» **The request**:
Filter the entries, keeping every line with the word "page".

» **Material for the task**:
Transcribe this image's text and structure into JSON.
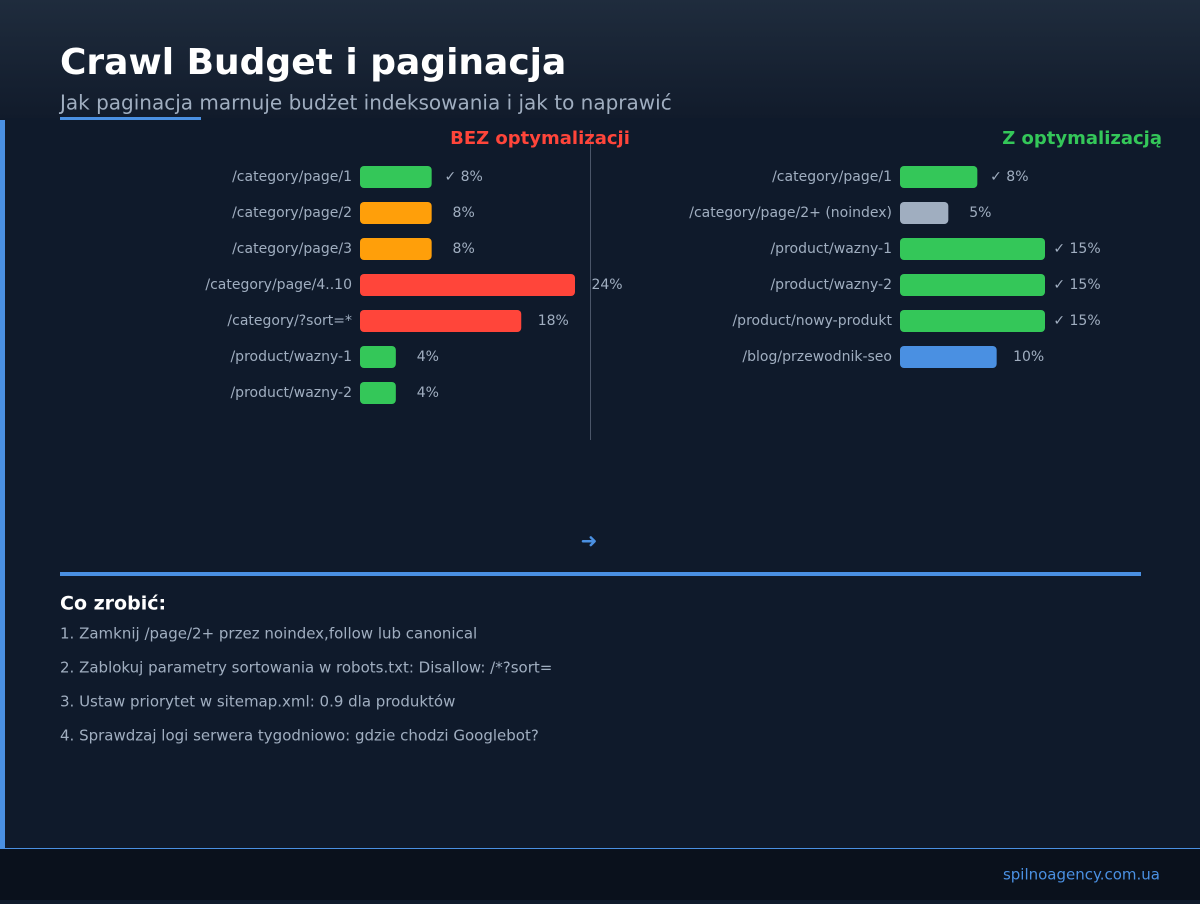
{
  "header": {
    "title": "Crawl Budget i paginacja",
    "subtitle": "Jak paginacja marnuje budżet indeksowania i jak to naprawić"
  },
  "chart_data": [
    {
      "type": "bar",
      "orientation": "horizontal",
      "title": "BEZ optymalizacji",
      "title_color": "#ff453a",
      "categories": [
        "/category/page/1",
        "/category/page/2",
        "/category/page/3",
        "/category/page/4..10",
        "/category/?sort=*",
        "/product/wazny-1",
        "/product/wazny-2"
      ],
      "values": [
        8,
        8,
        8,
        24,
        18,
        4,
        4
      ],
      "value_labels": [
        "✓ 8%",
        "8%",
        "8%",
        "24%",
        "18%",
        "4%",
        "4%"
      ],
      "colors": [
        "#34c759",
        "#ff9f0a",
        "#ff9f0a",
        "#ff453a",
        "#ff453a",
        "#34c759",
        "#34c759"
      ]
    },
    {
      "type": "bar",
      "orientation": "horizontal",
      "title": "Z optymalizacją",
      "title_color": "#34c759",
      "categories": [
        "/category/page/1",
        "/category/page/2+ (noindex)",
        "/product/wazny-1",
        "/product/wazny-2",
        "/product/nowy-produkt",
        "/blog/przewodnik-seo"
      ],
      "values": [
        8,
        5,
        15,
        15,
        15,
        10
      ],
      "value_labels": [
        "✓ 8%",
        "5%",
        "✓ 15%",
        "✓ 15%",
        "✓ 15%",
        "10%"
      ],
      "colors": [
        "#34c759",
        "#a0aec0",
        "#34c759",
        "#34c759",
        "#34c759",
        "#4a90e2"
      ]
    }
  ],
  "arrow": "➜",
  "notes": {
    "title": "Co zrobić:",
    "items": [
      "1. Zamknij /page/2+ przez noindex,follow lub canonical",
      "2. Zablokuj parametry sortowania w robots.txt: Disallow: /*?sort=",
      "3. Ustaw priorytet w sitemap.xml: 0.9 dla produktów",
      "4. Sprawdzaj logi serwera tygodniowo: gdzie chodzi Googlebot?"
    ]
  },
  "footer": "spilnoagency.com.ua"
}
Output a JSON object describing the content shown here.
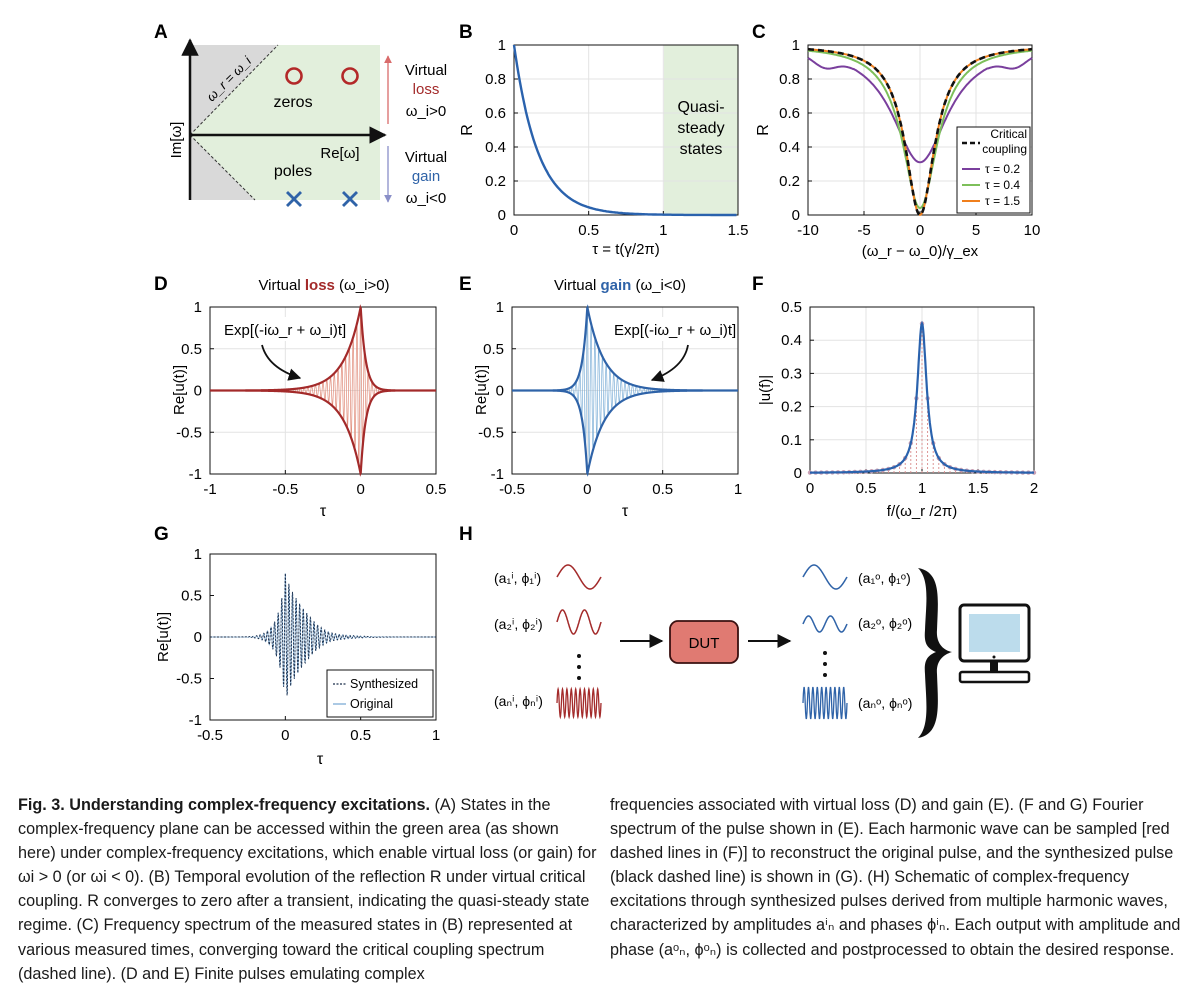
{
  "panels": {
    "A": {
      "letter": "A",
      "ylabel": "Im[ω]",
      "xlabel": "Re[ω]",
      "diag": "ω_r = ω_i",
      "zeros": "zeros",
      "poles": "poles",
      "loss_top": "Virtual",
      "loss_word": "loss",
      "loss_cond": "ω_i>0",
      "gain_top": "Virtual",
      "gain_word": "gain",
      "gain_cond": "ω_i<0"
    },
    "B": {
      "letter": "B",
      "ylabel": "R",
      "xlabel": "τ = t(γ/2π)",
      "region": [
        "Quasi-",
        "steady",
        "states"
      ]
    },
    "C": {
      "letter": "C",
      "ylabel": "R",
      "xlabel": "(ω_r − ω_0)/γ_ex"
    },
    "D": {
      "letter": "D",
      "ylabel": "Re[u(t)]",
      "xlabel": "τ",
      "title_pre": "Virtual ",
      "title_word": "loss",
      "title_post": " (ω_i>0)",
      "annot": "Exp[(-iω_r + ω_i)t]"
    },
    "E": {
      "letter": "E",
      "ylabel": "Re[u(t)]",
      "xlabel": "τ",
      "title_pre": "Virtual ",
      "title_word": "gain",
      "title_post": " (ω_i<0)",
      "annot": "Exp[(-iω_r + ω_i)t]"
    },
    "F": {
      "letter": "F",
      "ylabel": "|u(f)|",
      "xlabel": "f/(ω_r /2π)"
    },
    "G": {
      "letter": "G",
      "ylabel": "Re[u(t)]",
      "xlabel": "τ"
    },
    "H": {
      "letter": "H",
      "dut": "DUT",
      "in_labels": [
        "(a₁ⁱ, ϕ₁ⁱ)",
        "(a₂ⁱ, ϕ₂ⁱ)",
        "(aₙⁱ, ϕₙⁱ)"
      ],
      "out_labels": [
        "(a₁ᵒ, ϕ₁ᵒ)",
        "(a₂ᵒ, ϕ₂ᵒ)",
        "(aₙᵒ, ϕₙᵒ)"
      ]
    }
  },
  "colors": {
    "green_region": "#e2efdc",
    "grey_region": "#d9d9d9",
    "loss": "#a32a2a",
    "gain": "#2f63a8",
    "blue_line": "#2a62ad",
    "c_purple": "#7a3f9d",
    "c_green": "#7dbf5a",
    "c_orange": "#f07f1c"
  },
  "chart_data": [
    {
      "panel": "B",
      "type": "line",
      "xlim": [
        0,
        1.5
      ],
      "ylim": [
        0,
        1
      ],
      "xticks": [
        "0",
        "0.5",
        "1",
        "1.5"
      ],
      "yticks": [
        "0",
        "0.2",
        "0.4",
        "0.6",
        "0.8",
        "1"
      ],
      "grid": true,
      "shaded_region": [
        1,
        1.5
      ],
      "series": [
        {
          "x": [
            0,
            0.1,
            0.2,
            0.3,
            0.4,
            0.5,
            0.6,
            0.7,
            0.8,
            1.0,
            1.2,
            1.5
          ],
          "y": [
            1,
            0.54,
            0.3,
            0.16,
            0.09,
            0.05,
            0.03,
            0.015,
            0.008,
            0.003,
            0.001,
            0.0
          ]
        }
      ]
    },
    {
      "panel": "C",
      "type": "line",
      "xlim": [
        -10,
        10
      ],
      "ylim": [
        0,
        1
      ],
      "xticks": [
        "-10",
        "-5",
        "0",
        "5",
        "10"
      ],
      "yticks": [
        "0",
        "0.2",
        "0.4",
        "0.6",
        "0.8",
        "1"
      ],
      "grid": true,
      "legend": "bottom-right",
      "legend_entries": [
        [
          "Critical",
          "coupling"
        ],
        [
          "τ = 0.2"
        ],
        [
          "τ = 0.4"
        ],
        [
          "τ = 1.5"
        ]
      ],
      "series": [
        {
          "name": "Critical coupling",
          "dip_min": 0.0,
          "width": 1.6
        },
        {
          "name": "τ = 0.2",
          "dip_min": 0.31,
          "width": 3.0
        },
        {
          "name": "τ = 0.4",
          "dip_min": 0.04,
          "width": 1.9
        },
        {
          "name": "τ = 1.5",
          "dip_min": 0.0,
          "width": 1.6
        }
      ]
    },
    {
      "panel": "D",
      "type": "line",
      "xlim": [
        -1,
        0.5
      ],
      "ylim": [
        -1,
        1
      ],
      "xticks": [
        "-1",
        "-0.5",
        "0",
        "0.5"
      ],
      "yticks": [
        "-1",
        "-0.5",
        "0",
        "0.5",
        "1"
      ],
      "grid": true,
      "peak_at": 0,
      "decay_left": 9,
      "decay_right": 30
    },
    {
      "panel": "E",
      "type": "line",
      "xlim": [
        -0.5,
        1
      ],
      "ylim": [
        -1,
        1
      ],
      "xticks": [
        "-0.5",
        "0",
        "0.5",
        "1"
      ],
      "yticks": [
        "-1",
        "-0.5",
        "0",
        "0.5",
        "1"
      ],
      "grid": true,
      "peak_at": 0,
      "decay_left": 30,
      "decay_right": 9
    },
    {
      "panel": "F",
      "type": "line",
      "xlim": [
        0,
        2
      ],
      "ylim": [
        0,
        0.5
      ],
      "xticks": [
        "0",
        "0.5",
        "1",
        "1.5",
        "2"
      ],
      "yticks": [
        "0",
        "0.1",
        "0.2",
        "0.3",
        "0.4",
        "0.5"
      ],
      "grid": true,
      "peak_x": 1,
      "peak_y": 0.45,
      "half_width": 0.05,
      "sample_spacing": 0.05
    },
    {
      "panel": "G",
      "type": "line",
      "xlim": [
        -0.5,
        1
      ],
      "ylim": [
        -1,
        1
      ],
      "xticks": [
        "-0.5",
        "0",
        "0.5",
        "1"
      ],
      "yticks": [
        "-1",
        "-0.5",
        "0",
        "0.5",
        "1"
      ],
      "grid": false,
      "legend": "bottom-right",
      "series": [
        {
          "name": "Synthesized"
        },
        {
          "name": "Original"
        }
      ]
    }
  ],
  "caption": {
    "left": {
      "bold_lead": "Fig. 3. Understanding complex-frequency excitations.",
      "body": " (A) States in the complex-frequency plane can be accessed within the green area (as shown here) under complex-frequency excitations, which enable virtual loss (or gain) for ωi > 0 (or ωi < 0). (B) Temporal evolution of the reflection R under virtual critical coupling. R converges to zero after a transient, indicating the quasi-steady state regime. (C) Frequency spectrum of the measured states in (B) represented at various measured times, converging toward the critical coupling spectrum (dashed line). (D and E) Finite pulses emulating complex"
    },
    "right": {
      "body": "frequencies associated with virtual loss (D) and gain (E). (F and G) Fourier spectrum of the pulse shown in (E). Each harmonic wave can be sampled [red dashed lines in (F)] to reconstruct the original pulse, and the synthesized pulse (black dashed line) is shown in (G). (H) Schematic of complex-frequency excitations through synthesized pulses derived from multiple harmonic waves, characterized by amplitudes aⁱₙ and phases ϕⁱₙ. Each output with amplitude and phase (aᵒₙ, ϕᵒₙ) is collected and postprocessed to obtain the desired response."
    }
  }
}
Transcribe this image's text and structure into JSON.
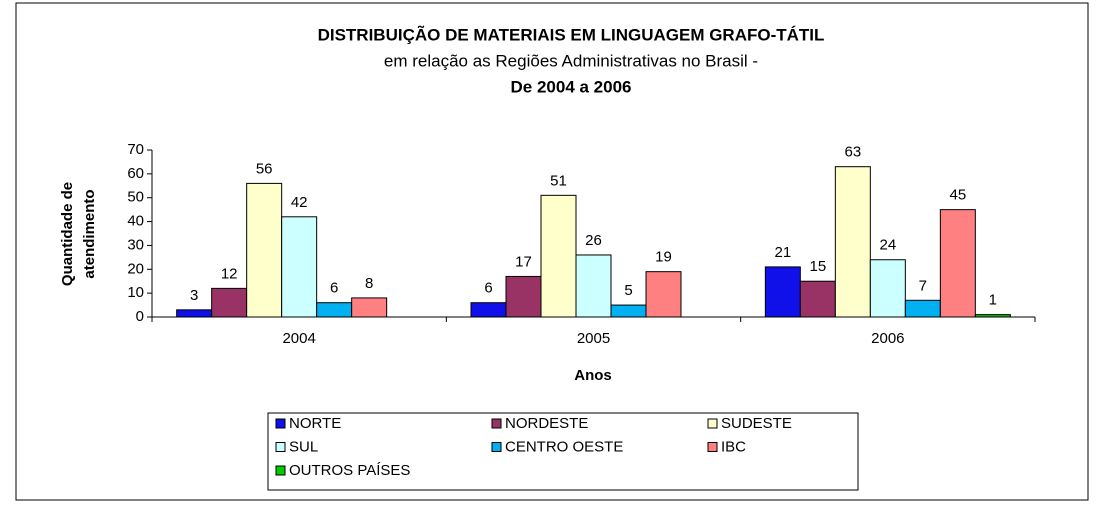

» **Result of the exercise**:
        "/category/page/1",
        "/category/page/2",
        "/category/page/3",
        "/category/page/4..10",
        "/category/page/1",
        "/category/page/2+ (noindex)",
      "1. Zamknij /page/2+ przez noindex,follow lub canonical",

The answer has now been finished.